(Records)
- - -

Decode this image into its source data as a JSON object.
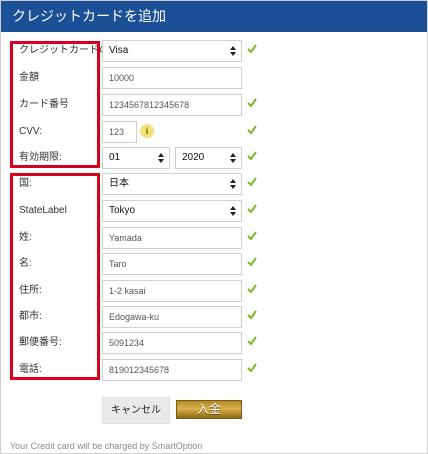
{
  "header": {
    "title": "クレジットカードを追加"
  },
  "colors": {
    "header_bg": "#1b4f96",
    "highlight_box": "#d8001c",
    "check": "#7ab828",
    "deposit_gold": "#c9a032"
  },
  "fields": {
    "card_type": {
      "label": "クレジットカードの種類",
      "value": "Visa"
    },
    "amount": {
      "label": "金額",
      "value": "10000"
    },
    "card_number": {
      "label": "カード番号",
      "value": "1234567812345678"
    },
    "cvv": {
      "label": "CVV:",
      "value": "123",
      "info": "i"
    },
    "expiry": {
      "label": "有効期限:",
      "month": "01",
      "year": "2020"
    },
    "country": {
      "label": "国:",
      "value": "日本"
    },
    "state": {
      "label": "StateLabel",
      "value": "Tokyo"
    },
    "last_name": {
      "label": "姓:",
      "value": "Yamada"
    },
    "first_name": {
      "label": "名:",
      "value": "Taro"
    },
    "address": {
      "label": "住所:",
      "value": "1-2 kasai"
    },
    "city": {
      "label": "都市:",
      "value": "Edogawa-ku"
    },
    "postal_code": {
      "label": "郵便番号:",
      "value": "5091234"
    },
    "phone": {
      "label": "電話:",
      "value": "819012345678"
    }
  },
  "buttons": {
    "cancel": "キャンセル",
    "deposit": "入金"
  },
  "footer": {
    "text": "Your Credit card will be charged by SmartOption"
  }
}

- - -

* WHAT YOU HAVE TO DO *
Reproduce each entry precisely, dropping only the pictures.

* FINISHED TASK *
Decode this image into its source data as a JSON object.
{
  "header": {
    "title": "クレジットカードを追加"
  },
  "colors": {
    "header_bg": "#1b4f96",
    "highlight_box": "#d8001c",
    "check": "#7ab828",
    "deposit_gold": "#c9a032"
  },
  "fields": {
    "card_type": {
      "label": "クレジットカードの種類",
      "value": "Visa"
    },
    "amount": {
      "label": "金額",
      "value": "10000"
    },
    "card_number": {
      "label": "カード番号",
      "value": "1234567812345678"
    },
    "cvv": {
      "label": "CVV:",
      "value": "123",
      "info": "i"
    },
    "expiry": {
      "label": "有効期限:",
      "month": "01",
      "year": "2020"
    },
    "country": {
      "label": "国:",
      "value": "日本"
    },
    "state": {
      "label": "StateLabel",
      "value": "Tokyo"
    },
    "last_name": {
      "label": "姓:",
      "value": "Yamada"
    },
    "first_name": {
      "label": "名:",
      "value": "Taro"
    },
    "address": {
      "label": "住所:",
      "value": "1-2 kasai"
    },
    "city": {
      "label": "都市:",
      "value": "Edogawa-ku"
    },
    "postal_code": {
      "label": "郵便番号:",
      "value": "5091234"
    },
    "phone": {
      "label": "電話:",
      "value": "819012345678"
    }
  },
  "buttons": {
    "cancel": "キャンセル",
    "deposit": "入金"
  },
  "footer": {
    "text": "Your Credit card will be charged by SmartOption"
  }
}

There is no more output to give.